═══ LISTING

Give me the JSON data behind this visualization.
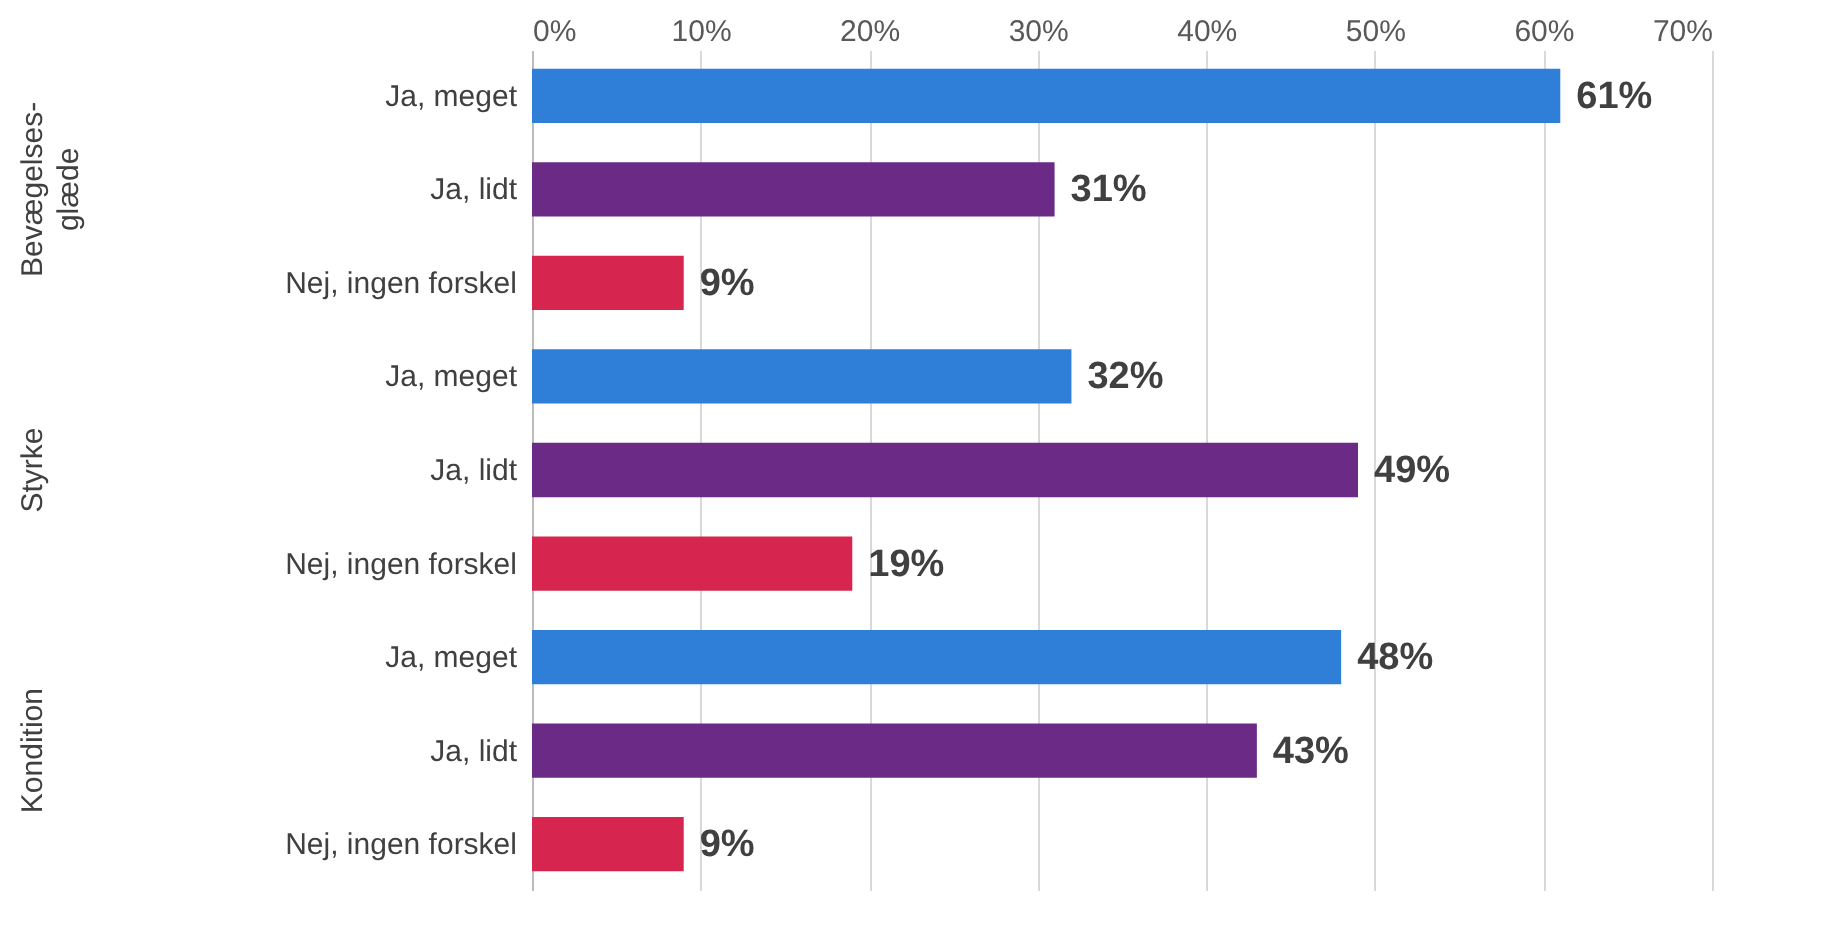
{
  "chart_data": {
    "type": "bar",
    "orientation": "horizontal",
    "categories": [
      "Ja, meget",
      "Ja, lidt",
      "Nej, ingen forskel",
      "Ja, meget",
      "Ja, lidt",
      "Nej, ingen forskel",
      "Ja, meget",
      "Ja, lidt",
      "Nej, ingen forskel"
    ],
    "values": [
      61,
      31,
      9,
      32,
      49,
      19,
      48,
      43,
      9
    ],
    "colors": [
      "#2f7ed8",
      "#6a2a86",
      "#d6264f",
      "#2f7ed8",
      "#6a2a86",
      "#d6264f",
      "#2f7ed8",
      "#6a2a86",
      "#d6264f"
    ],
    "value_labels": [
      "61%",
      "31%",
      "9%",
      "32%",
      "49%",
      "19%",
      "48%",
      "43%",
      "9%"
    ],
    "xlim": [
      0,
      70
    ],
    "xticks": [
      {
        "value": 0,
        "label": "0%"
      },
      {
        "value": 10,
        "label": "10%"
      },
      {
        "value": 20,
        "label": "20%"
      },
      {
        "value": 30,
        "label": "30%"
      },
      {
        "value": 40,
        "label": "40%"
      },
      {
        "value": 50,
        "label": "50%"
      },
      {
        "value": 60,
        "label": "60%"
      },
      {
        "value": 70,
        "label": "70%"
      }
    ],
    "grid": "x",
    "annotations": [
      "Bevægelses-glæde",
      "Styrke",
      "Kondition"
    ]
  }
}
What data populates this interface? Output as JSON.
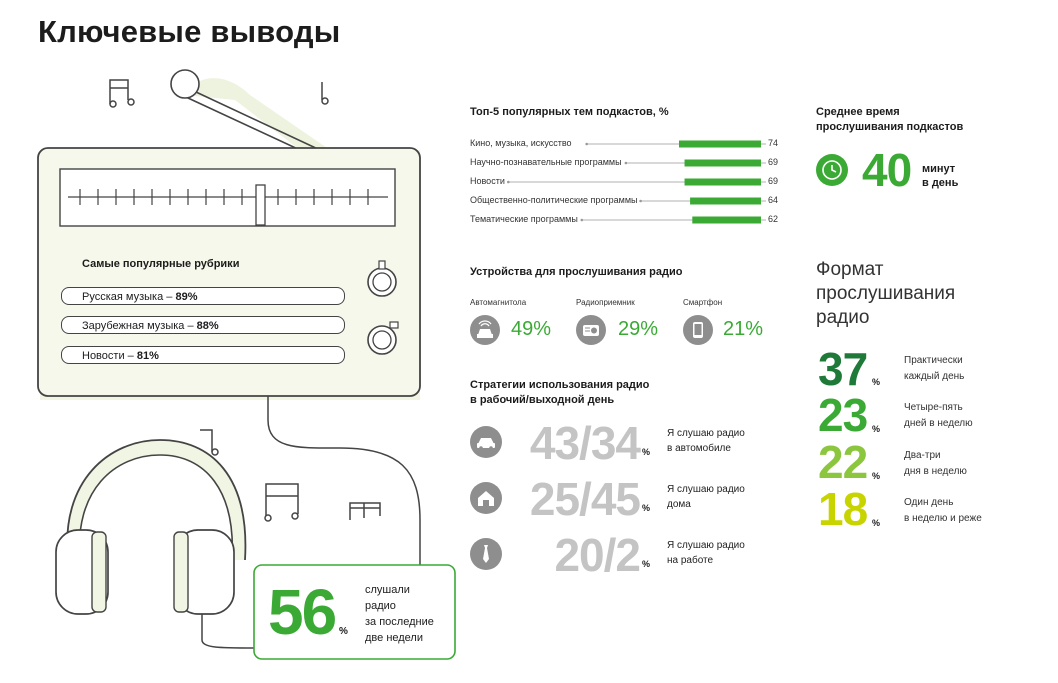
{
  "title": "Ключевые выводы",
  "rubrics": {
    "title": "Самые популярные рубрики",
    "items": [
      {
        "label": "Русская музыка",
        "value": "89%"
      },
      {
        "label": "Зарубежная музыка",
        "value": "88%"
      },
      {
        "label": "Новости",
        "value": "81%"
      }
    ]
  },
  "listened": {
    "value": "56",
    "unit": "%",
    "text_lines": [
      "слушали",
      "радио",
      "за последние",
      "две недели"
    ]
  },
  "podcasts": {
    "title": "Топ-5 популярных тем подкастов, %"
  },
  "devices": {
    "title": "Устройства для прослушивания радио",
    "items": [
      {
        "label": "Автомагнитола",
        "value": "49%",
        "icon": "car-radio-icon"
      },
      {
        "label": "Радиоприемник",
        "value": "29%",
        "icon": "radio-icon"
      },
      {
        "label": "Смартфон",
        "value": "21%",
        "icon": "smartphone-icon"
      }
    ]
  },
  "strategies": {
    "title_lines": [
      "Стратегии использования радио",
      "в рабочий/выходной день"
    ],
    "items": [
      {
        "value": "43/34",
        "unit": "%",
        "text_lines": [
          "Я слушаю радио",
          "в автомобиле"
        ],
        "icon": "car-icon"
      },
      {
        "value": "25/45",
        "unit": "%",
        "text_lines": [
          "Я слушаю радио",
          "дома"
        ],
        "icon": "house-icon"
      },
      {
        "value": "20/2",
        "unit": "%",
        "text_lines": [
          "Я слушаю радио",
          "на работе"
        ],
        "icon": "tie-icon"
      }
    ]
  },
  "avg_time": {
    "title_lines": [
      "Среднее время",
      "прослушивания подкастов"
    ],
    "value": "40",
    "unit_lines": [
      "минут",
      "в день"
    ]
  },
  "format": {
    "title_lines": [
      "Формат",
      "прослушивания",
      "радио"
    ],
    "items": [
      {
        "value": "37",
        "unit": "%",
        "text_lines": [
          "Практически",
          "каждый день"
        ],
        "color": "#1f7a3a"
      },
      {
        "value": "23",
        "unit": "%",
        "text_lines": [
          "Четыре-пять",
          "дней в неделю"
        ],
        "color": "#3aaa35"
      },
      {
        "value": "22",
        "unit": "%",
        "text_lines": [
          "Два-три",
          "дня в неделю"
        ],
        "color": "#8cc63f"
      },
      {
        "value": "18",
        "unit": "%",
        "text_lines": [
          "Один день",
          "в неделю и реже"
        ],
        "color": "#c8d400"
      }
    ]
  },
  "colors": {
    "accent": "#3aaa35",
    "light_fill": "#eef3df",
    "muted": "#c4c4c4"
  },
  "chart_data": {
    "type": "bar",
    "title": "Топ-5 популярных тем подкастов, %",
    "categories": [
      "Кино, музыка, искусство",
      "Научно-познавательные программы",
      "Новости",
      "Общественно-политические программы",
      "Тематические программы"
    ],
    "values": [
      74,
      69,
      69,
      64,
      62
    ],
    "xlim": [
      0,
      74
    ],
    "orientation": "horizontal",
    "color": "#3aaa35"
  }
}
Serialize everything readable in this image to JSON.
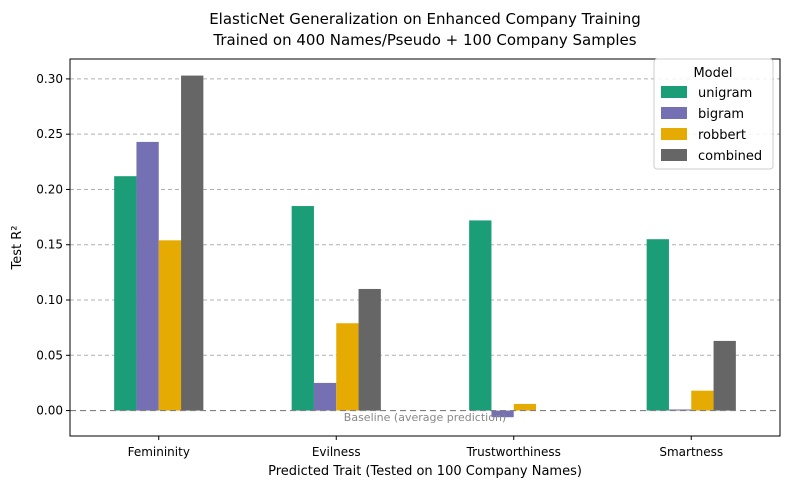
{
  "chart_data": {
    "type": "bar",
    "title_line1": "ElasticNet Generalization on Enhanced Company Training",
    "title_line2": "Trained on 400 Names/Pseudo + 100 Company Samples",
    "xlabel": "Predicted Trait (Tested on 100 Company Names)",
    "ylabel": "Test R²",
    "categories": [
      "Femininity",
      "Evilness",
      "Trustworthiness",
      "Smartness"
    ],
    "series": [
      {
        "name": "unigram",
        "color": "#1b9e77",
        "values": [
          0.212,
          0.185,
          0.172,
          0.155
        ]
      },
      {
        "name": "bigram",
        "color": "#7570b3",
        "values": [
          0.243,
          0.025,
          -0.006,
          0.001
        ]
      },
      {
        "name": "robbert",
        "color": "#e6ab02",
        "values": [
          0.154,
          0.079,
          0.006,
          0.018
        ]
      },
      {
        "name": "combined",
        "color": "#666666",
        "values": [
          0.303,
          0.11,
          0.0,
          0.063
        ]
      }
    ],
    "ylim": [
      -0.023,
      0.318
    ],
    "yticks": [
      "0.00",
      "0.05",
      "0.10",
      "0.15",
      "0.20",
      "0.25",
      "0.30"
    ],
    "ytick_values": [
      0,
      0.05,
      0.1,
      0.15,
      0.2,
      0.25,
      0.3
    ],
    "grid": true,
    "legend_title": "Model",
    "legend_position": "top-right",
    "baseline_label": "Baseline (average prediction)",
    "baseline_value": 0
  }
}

══════
═══ LISTING

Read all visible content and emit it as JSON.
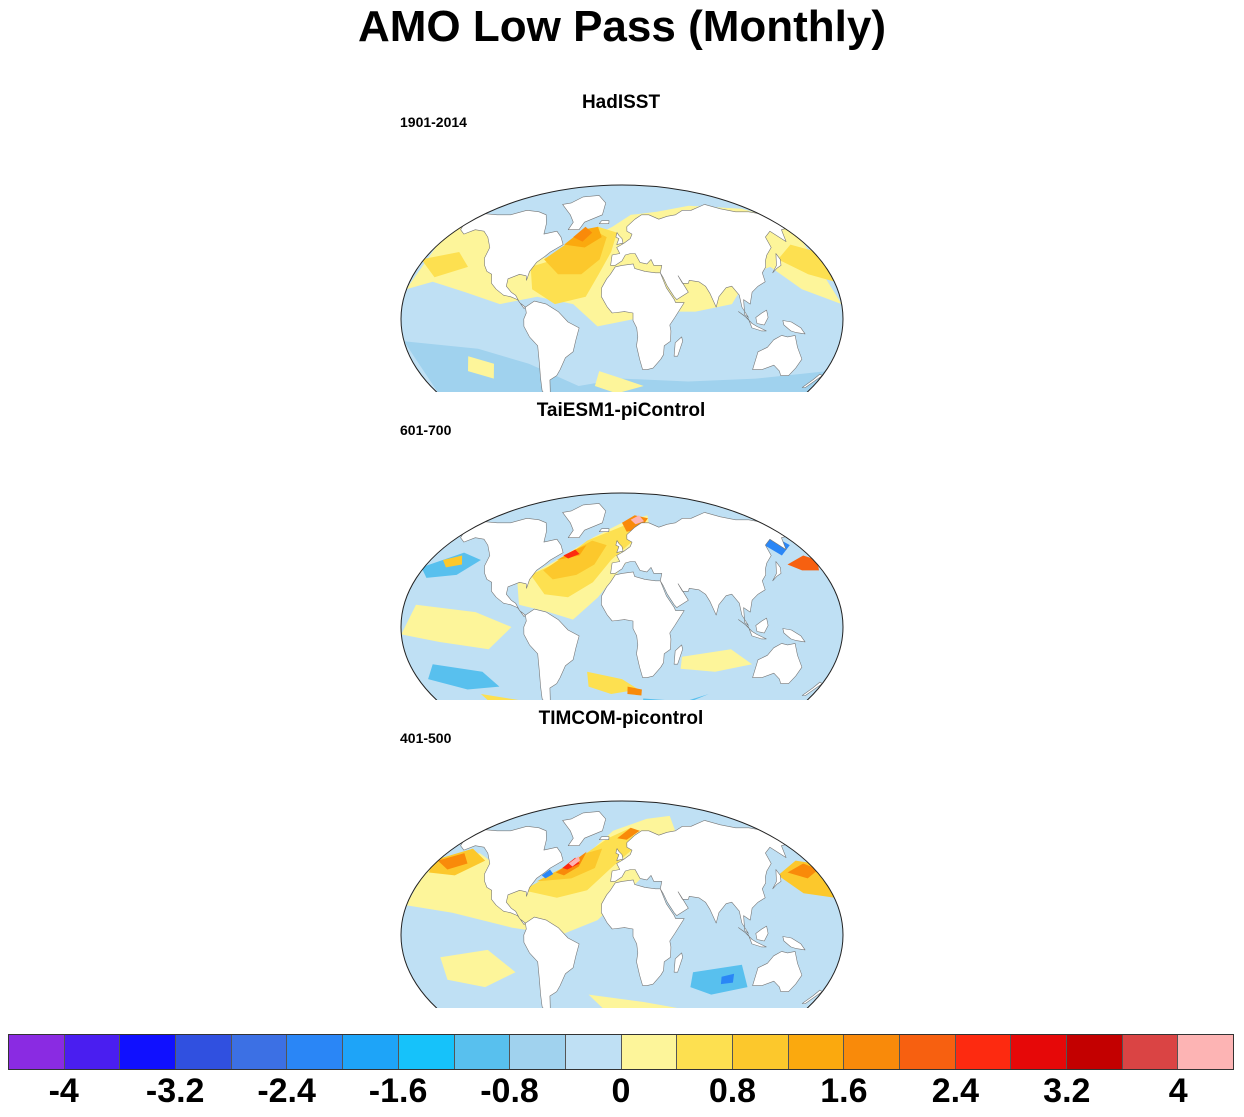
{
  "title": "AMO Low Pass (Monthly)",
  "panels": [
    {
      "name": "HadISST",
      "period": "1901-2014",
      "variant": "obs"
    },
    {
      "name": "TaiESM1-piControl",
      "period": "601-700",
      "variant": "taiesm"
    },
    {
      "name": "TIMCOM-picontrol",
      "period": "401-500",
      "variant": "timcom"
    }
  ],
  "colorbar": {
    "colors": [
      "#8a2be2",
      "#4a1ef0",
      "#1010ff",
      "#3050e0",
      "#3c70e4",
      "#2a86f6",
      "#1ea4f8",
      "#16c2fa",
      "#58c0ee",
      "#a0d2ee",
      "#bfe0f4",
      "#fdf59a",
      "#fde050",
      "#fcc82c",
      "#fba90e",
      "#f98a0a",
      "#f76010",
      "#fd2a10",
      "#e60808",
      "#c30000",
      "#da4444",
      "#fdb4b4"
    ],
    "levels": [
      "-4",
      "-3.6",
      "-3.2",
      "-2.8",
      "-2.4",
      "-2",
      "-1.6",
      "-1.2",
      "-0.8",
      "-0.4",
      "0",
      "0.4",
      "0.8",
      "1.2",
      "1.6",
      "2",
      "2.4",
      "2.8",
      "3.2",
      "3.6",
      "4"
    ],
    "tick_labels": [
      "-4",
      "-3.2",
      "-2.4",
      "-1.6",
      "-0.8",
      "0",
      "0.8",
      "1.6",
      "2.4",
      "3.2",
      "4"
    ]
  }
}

══════

* [WRITTEN TASK] Select the lines that carry the string "period" and copy them.

* [OUTPUT]
      "period": "1901-2014",
      "period": "601-700",
      "period": "401-500",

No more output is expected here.